PAGE EXTRACT

* * * *

There are many exercises to improve balance depending on which system (sensory, cognitive, or musculoskeletal system) needs to be worked on. They include single leg stances, semi-tandem and tandem stance, toe walking, heel walking, tandem gait, walking on a balance board, and eye-hand or eye-leg coordination. The possibility of making each of them with open or closed eyes, joining the arms to the body or opening them, doing them on unstable surfaces or adding cognitive components such as specific orders, music or dual-task exercise, makes it almost impossible to monitor the workload. The program should include static vs. dynamic task, changes in the base of support, variations in the center of gravity height, and distinct standing surfaces [280]. Exercise difficulty should progressively increase involving both motor and cognitive tasks (dual- and multi-task activities) [280].

* * * *

EXTRACTED INFORMATION
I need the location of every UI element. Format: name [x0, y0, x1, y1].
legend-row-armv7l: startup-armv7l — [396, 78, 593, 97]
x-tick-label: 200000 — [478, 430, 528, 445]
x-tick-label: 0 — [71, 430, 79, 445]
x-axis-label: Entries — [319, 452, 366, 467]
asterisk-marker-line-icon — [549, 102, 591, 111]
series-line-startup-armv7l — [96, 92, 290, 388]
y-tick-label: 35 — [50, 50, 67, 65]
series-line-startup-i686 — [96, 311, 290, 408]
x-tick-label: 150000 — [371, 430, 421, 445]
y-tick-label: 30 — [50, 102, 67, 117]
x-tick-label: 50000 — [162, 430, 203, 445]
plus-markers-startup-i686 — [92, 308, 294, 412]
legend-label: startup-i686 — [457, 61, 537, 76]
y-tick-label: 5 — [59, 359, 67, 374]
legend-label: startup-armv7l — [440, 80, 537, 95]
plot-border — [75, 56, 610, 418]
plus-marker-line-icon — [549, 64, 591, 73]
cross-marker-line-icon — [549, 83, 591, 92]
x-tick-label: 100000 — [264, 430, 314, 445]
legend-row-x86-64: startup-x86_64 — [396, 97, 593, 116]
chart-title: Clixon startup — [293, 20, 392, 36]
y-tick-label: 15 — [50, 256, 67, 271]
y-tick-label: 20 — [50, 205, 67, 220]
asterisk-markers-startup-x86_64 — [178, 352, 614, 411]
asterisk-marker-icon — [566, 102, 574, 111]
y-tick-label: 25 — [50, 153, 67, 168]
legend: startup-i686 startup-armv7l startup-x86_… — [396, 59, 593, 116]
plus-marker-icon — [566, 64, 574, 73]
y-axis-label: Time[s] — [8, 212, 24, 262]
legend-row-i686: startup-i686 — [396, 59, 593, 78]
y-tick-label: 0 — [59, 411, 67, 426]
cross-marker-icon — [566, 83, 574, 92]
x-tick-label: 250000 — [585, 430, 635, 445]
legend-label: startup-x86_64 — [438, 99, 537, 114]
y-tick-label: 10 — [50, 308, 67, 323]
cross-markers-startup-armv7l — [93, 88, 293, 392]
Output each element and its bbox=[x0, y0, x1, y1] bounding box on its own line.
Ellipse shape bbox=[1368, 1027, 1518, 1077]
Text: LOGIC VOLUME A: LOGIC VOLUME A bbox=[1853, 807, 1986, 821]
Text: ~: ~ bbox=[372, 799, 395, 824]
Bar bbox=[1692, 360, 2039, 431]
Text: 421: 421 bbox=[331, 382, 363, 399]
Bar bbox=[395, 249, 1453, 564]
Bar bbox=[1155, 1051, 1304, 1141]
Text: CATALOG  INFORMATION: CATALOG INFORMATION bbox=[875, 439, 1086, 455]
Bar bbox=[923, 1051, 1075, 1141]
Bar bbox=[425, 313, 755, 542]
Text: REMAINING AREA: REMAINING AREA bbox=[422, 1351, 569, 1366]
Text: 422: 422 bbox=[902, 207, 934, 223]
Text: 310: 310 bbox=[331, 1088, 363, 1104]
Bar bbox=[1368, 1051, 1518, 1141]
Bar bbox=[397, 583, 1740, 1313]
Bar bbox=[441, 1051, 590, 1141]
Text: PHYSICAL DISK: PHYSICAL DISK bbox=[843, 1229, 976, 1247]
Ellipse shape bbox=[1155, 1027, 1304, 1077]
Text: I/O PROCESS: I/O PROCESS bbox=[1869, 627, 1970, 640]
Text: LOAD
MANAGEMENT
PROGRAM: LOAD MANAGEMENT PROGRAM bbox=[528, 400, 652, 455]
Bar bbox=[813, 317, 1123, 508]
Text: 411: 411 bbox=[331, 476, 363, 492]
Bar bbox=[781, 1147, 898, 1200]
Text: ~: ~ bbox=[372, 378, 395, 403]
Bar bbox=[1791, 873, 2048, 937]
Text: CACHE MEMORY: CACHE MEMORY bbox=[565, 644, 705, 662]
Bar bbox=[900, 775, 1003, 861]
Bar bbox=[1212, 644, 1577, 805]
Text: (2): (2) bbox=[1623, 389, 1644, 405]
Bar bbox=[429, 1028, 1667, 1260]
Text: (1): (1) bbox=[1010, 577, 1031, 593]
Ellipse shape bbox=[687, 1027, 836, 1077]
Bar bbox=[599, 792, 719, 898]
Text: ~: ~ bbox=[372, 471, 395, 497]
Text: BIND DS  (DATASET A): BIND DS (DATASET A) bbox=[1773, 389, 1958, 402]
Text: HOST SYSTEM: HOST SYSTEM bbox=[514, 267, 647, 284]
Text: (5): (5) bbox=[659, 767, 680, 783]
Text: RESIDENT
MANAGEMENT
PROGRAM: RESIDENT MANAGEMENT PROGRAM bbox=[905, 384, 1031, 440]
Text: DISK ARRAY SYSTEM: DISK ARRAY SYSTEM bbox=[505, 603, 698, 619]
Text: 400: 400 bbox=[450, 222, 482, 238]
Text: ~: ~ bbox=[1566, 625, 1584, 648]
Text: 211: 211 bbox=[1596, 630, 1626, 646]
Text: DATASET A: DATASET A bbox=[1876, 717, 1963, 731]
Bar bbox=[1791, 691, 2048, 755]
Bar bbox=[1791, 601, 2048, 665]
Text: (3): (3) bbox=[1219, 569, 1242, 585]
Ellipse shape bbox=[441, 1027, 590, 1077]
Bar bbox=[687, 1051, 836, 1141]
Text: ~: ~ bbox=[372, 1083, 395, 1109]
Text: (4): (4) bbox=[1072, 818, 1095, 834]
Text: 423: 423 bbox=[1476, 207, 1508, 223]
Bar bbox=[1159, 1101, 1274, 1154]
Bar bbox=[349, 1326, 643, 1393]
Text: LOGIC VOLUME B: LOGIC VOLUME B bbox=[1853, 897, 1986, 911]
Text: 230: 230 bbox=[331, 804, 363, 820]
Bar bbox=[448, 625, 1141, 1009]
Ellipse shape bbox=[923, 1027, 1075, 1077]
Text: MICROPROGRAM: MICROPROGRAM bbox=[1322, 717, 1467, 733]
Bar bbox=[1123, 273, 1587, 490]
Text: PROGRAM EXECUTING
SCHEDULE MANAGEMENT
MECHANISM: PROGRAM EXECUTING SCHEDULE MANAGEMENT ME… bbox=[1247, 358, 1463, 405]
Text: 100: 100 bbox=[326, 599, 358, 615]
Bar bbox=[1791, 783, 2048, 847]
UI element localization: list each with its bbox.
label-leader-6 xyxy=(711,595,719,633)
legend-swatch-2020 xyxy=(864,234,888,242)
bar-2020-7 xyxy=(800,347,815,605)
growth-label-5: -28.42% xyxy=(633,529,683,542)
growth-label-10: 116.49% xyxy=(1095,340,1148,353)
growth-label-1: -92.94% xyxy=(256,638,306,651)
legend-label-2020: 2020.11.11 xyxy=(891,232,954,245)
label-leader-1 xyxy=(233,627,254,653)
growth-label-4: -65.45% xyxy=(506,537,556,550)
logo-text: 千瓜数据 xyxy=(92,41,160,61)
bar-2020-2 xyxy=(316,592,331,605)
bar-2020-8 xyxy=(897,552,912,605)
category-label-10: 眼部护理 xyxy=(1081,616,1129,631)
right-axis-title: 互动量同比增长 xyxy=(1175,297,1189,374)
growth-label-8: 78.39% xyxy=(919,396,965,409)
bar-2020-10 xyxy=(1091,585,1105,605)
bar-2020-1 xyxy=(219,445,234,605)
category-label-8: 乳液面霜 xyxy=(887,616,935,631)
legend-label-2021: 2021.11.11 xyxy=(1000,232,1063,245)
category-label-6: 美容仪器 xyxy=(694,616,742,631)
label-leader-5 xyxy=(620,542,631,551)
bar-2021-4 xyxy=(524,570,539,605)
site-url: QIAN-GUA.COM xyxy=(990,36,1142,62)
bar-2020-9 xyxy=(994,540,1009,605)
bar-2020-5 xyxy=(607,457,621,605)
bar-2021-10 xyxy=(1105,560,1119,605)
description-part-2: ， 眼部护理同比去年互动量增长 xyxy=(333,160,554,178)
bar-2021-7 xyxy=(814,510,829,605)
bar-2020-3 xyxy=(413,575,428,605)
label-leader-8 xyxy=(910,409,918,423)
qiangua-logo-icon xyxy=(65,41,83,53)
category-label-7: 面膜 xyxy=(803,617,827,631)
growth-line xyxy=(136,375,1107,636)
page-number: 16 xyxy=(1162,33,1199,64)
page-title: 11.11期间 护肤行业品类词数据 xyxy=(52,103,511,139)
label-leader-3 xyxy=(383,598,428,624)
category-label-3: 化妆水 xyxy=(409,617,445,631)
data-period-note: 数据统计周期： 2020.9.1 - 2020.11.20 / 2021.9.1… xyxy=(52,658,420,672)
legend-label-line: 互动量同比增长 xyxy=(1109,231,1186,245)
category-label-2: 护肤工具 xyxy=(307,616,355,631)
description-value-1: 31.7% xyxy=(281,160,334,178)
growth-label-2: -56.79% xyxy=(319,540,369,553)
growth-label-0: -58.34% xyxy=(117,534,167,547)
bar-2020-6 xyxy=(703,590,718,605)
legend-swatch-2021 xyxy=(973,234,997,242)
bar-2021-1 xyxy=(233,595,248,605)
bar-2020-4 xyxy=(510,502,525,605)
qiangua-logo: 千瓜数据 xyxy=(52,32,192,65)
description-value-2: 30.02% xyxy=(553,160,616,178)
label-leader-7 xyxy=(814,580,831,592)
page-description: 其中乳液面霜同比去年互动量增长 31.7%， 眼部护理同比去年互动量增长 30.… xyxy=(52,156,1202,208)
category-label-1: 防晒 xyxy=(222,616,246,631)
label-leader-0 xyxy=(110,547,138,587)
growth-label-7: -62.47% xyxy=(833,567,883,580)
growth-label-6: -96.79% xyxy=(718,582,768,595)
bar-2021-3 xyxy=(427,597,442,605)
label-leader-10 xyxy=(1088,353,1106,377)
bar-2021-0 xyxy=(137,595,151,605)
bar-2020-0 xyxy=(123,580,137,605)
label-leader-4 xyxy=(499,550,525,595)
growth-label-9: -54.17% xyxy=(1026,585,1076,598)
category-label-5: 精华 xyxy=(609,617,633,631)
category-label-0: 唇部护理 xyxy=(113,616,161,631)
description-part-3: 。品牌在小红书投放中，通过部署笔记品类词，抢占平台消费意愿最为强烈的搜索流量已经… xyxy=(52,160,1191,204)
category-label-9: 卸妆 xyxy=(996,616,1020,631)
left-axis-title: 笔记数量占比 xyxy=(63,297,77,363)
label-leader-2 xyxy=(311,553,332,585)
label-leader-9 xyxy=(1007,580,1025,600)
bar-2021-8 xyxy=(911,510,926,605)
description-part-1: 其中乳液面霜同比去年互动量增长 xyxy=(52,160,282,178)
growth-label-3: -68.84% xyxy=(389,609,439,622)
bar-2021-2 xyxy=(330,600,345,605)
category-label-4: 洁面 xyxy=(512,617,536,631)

* * * *

REQUIRED TASKS
(1) Answer these questions about the balance-exercise text:
(a) Which three systems may balance exercises work on?
(b) What do the many possible variations of each exercise make almost impossible?
(c) What should progressively increase, and what kinds of tasks should it involve?
(2) Transcribe the balance-exercise text word for word from "There are many" to "multi-task activities) [280].".
The items are separate material and are not part of the balance-exercise text.

OUTPUTS IN ORDER
(1)
(a) The sensory, cognitive, and musculoskeletal systems.
(b) Monitoring the workload.
(c) Exercise difficulty should progressively increase, involving both motor and cognitive tasks (dual- and multi-task activities).

(2)
There are many exercises to improve balance depending on which system (sensory, cognitive, or musculoskeletal system) needs to be worked on. They include single leg stances, semi-tandem and tandem stance, toe walking, heel walking, tandem gait, walking on a balance board, and eye-hand or eye-leg coordination. The possibility of making each of them with open or closed eyes, joining the arms to the body or opening them, doing them on unstable surfaces or adding cognitive components such as specific orders, music or dual-task exercise, makes it almost impossible to monitor the workload. The program should include static vs. dynamic task, changes in the base of support, variations in the center of gravity height, and distinct standing surfaces [280]. Exercise difficulty should progressively increase involving both motor and cognitive tasks (dual- and multi-task activities) [280].